## begin RECORDED DATA

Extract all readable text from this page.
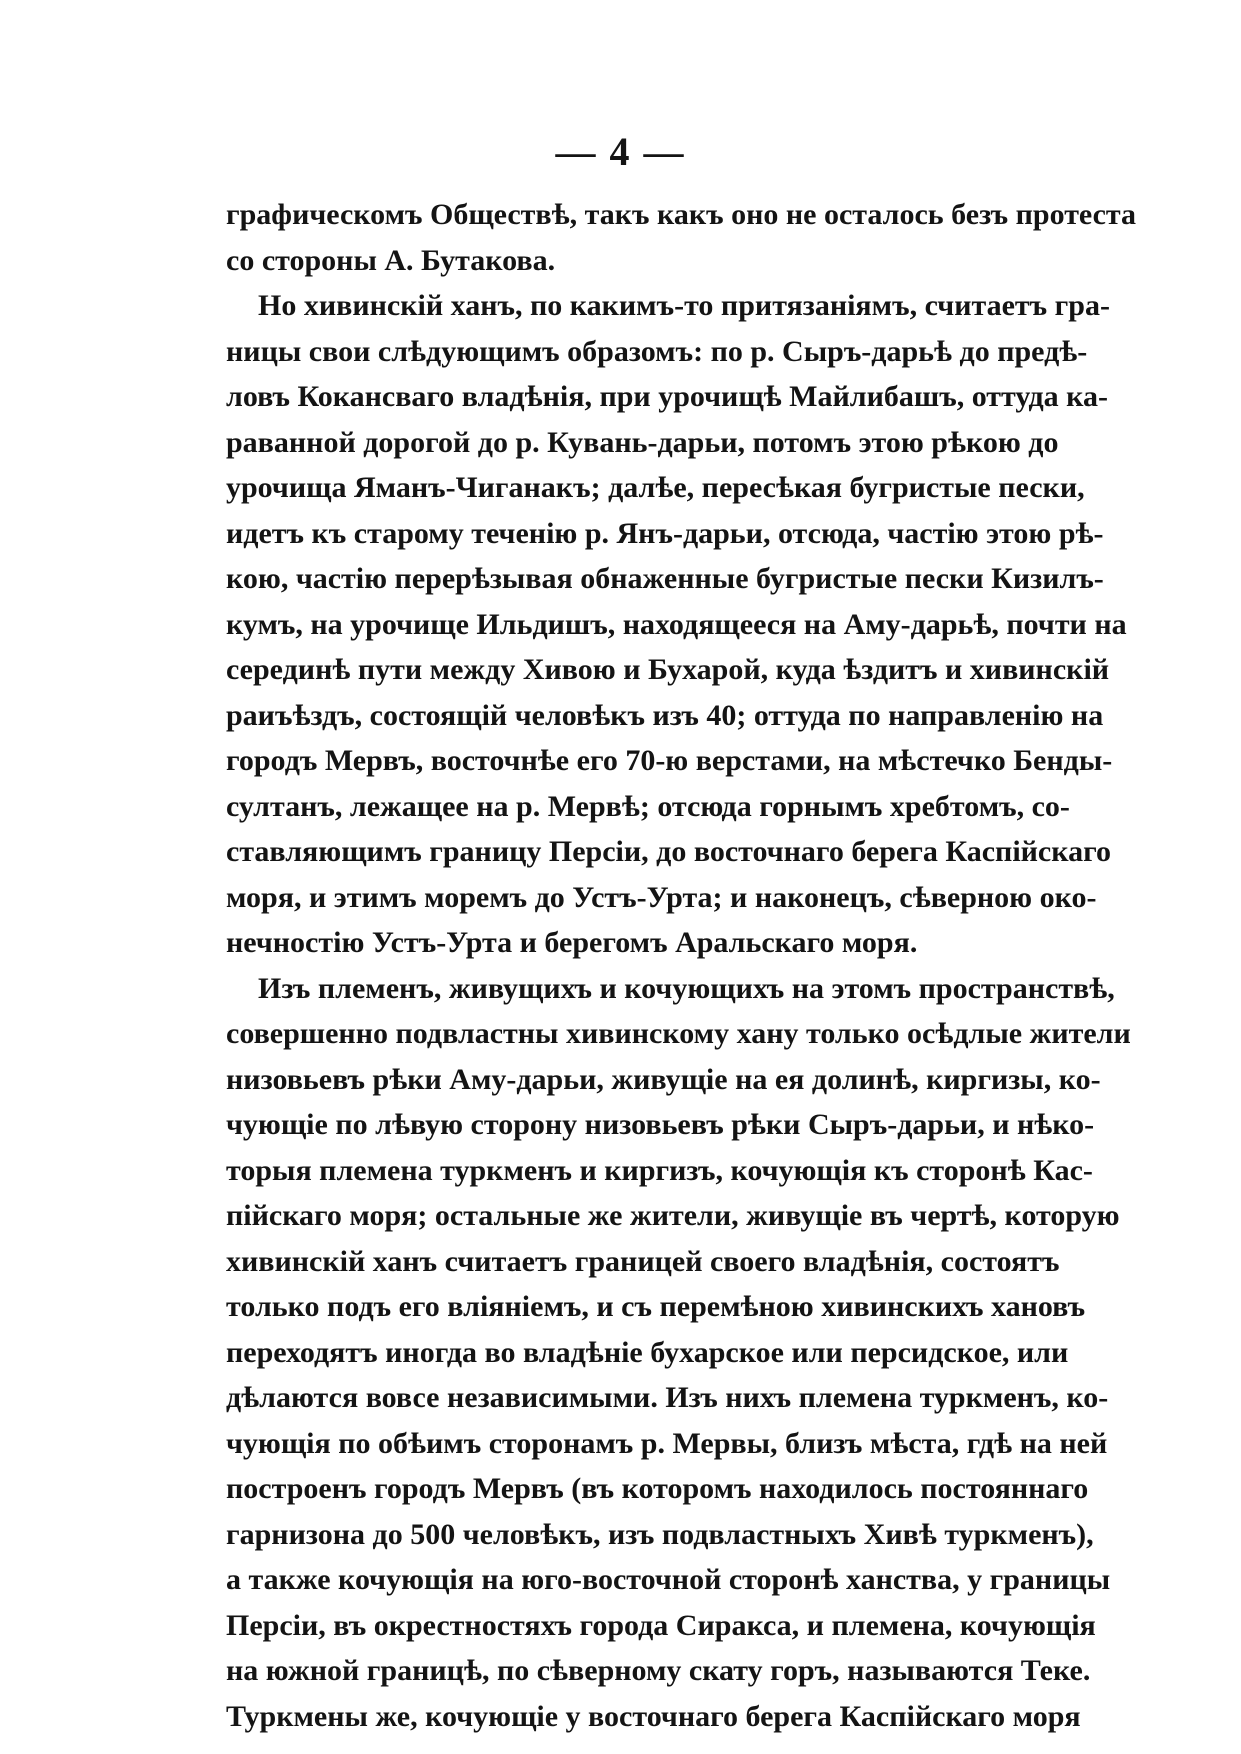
— 4 —
графическомъ Обществѣ, такъ какъ оно не осталось безъ протеста
со стороны А. Бутакова.
Но хивинскій ханъ, по какимъ-то притязаніямъ, считаетъ гра-
ницы свои слѣдующимъ образомъ: по р. Сыръ-дарьѣ до предѣ-
ловъ Кокансваго владѣнія, при урочищѣ Майлибашъ, оттуда ка-
раванной дорогой до р. Кувань-дарьи, потомъ этою рѣкою до
урочища Яманъ-Чиганакъ; далѣе, пересѣкая бугристые пески,
идетъ къ старому теченію р. Янъ-дарьи, отсюда, частію этою рѣ-
кою, частію перерѣзывая обнаженные бугристые пески Кизилъ-
кумъ, на урочище Ильдишъ, находящееся на Аму-дарьѣ, почти на
серединѣ пути между Хивою и Бухарой, куда ѣздитъ и хивинскій
раиъѣздъ, состоящій человѣкъ изъ 40; оттуда по направленію на
городъ Мервъ, восточнѣе его 70-ю верстами, на мѣстечко Бенды-
султанъ, лежащее на р. Мервѣ; отсюда горнымъ хребтомъ, со-
ставляющимъ границу Персіи, до восточнаго берега Каспійскаго
моря, и этимъ моремъ до Устъ-Урта; и наконецъ, сѣверною око-
нечностію Устъ-Урта и берегомъ Аральскаго моря.
Изъ племенъ, живущихъ и кочующихъ на этомъ пространствѣ,
совершенно подвластны хивинскому хану только осѣдлые жители
низовьевъ рѣки Аму-дарьи, живущіе на ея долинѣ, киргизы, ко-
чующіе по лѣвую сторону низовьевъ рѣки Сыръ-дарьи, и нѣко-
торыя племена туркменъ и киргизъ, кочующія къ сторонѣ Кас-
пійскаго моря; остальные же жители, живущіе въ чертѣ, которую
хивинскій ханъ считаетъ границей своего владѣнія, состоятъ
только подъ его вліяніемъ, и съ перемѣною хивинскихъ хановъ
переходятъ иногда во владѣніе бухарское или персидское, или
дѣлаются вовсе независимыми. Изъ нихъ племена туркменъ, ко-
чующія по обѣимъ сторонамъ р. Мервы, близъ мѣста, гдѣ на ней
построенъ городъ Мервъ (въ которомъ находилось постояннаго
гарнизона до 500 человѣкъ, изъ подвластныхъ Хивѣ туркменъ),
а также кочующія на юго-восточной сторонѣ ханства, у границы
Персіи, въ окрестностяхъ города Сиракса, и племена, кочующія
на южной границѣ, по сѣверному скату горъ, называются Теке.
Туркмены же, кочующіе у восточнаго берега Каспійскаго моря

## end RECORDED DATA

■ **TASK GOAL**
Search the listing above for the string "оттуда". Copy every line that contains it.

■ **REPLY TO THE TASK**
ловъ Кокансваго владѣнія, при урочищѣ Майлибашъ, оттуда ка-
раиъѣздъ, состоящій человѣкъ изъ 40; оттуда по направленію на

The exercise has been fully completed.